Stored items from a collection
· · · ·
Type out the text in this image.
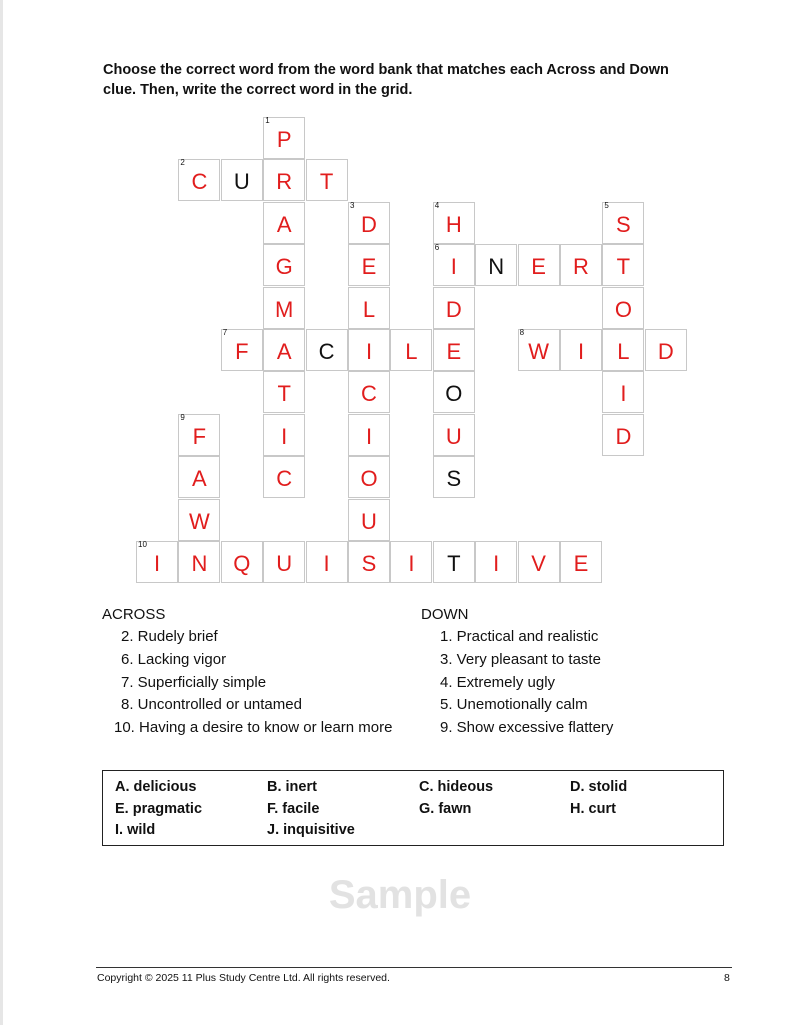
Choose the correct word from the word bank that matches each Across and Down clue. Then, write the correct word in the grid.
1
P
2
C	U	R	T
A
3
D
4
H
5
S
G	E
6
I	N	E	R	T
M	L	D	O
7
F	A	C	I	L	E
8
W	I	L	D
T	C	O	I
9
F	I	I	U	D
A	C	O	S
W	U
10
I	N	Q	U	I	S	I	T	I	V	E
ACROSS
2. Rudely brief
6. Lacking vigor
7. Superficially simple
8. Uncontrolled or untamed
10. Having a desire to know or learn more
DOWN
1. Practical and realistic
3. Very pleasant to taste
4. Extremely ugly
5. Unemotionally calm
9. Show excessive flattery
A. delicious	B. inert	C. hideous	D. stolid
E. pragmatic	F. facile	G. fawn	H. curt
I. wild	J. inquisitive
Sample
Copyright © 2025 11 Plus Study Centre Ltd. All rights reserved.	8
· · · ·
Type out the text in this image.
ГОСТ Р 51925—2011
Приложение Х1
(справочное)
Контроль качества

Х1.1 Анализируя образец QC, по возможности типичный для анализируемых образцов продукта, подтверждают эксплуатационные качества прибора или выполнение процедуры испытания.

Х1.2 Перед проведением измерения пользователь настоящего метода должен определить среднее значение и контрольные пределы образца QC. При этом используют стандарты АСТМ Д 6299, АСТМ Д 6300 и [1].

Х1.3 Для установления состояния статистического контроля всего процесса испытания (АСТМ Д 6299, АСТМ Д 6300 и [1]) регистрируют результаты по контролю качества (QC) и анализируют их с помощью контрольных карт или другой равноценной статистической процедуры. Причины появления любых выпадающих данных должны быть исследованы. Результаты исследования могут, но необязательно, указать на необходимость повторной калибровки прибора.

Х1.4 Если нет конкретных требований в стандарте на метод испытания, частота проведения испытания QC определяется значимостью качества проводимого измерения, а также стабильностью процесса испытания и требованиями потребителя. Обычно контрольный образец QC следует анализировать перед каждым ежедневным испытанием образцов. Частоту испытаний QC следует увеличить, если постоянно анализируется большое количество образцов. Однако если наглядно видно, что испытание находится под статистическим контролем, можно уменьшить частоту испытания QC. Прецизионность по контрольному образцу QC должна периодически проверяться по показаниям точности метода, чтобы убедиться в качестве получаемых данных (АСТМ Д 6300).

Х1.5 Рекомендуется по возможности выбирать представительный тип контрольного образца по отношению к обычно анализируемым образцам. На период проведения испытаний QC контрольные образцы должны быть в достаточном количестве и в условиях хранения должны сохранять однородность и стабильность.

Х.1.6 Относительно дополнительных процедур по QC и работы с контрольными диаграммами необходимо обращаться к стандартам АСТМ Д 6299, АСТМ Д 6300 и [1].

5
· · · ·
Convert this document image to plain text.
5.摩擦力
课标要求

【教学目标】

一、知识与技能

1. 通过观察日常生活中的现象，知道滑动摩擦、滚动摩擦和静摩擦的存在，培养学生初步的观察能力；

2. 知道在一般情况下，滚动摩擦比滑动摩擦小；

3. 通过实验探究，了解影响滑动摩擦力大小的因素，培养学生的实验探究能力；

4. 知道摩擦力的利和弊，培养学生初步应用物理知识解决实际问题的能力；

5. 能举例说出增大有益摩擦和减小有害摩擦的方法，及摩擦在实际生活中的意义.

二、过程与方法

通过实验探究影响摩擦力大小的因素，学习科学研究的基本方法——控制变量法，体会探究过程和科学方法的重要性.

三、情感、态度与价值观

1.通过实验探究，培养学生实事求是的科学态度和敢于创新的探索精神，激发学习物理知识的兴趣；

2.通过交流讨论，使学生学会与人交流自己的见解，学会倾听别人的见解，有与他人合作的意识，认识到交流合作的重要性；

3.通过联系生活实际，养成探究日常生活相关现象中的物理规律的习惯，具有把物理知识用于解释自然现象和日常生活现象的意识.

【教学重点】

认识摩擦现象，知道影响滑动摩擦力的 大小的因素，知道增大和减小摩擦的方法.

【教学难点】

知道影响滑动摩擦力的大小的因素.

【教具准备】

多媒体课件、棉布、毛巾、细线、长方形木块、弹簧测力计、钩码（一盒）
· · · ·
Copy each line in the data that holds the word "АСТМ".

**SOLVED PROBLEM:**
Х1.2 Перед проведением измерения пользователь настоящего метода должен определить среднее значение и контрольные пределы образца QC. При этом используют стандарты АСТМ Д 6299, АСТМ Д 6300 и [1].
Х1.3 Для установления состояния статистического контроля всего процесса испытания (АСТМ Д 6299, АСТМ Д 6300 и [1]) регистрируют результаты по контролю качества (QC) и анализируют их с помощью контрольных карт или другой равноценной статистической процедуры. Причины появления любых выпадающих данных должны быть исследованы. Результаты исследования могут, но необязательно, указать на необходимость повторной калибровки прибора.
Х1.4 Если нет конкретных требований в стандарте на метод испытания, частота проведения испытания QC определяется значимостью качества проводимого измерения, а также стабильностью процесса испытания и требованиями потребителя. Обычно контрольный образец QC следует анализировать перед каждым ежедневным испытанием образцов. Частоту испытаний QC следует увеличить, если постоянно анализируется большое количество образцов. Однако если наглядно видно, что испытание находится под статистическим контролем, можно уменьшить частоту испытания QC. Прецизионность по контрольному образцу QC должна периодически проверяться по показаниям точности метода, чтобы убедиться в качестве получаемых данных (АСТМ Д 6300).
Х.1.6 Относительно дополнительных процедур по QC и работы с контрольными диаграммами необходимо обращаться к стандартам АСТМ Д 6299, АСТМ Д 6300 и [1].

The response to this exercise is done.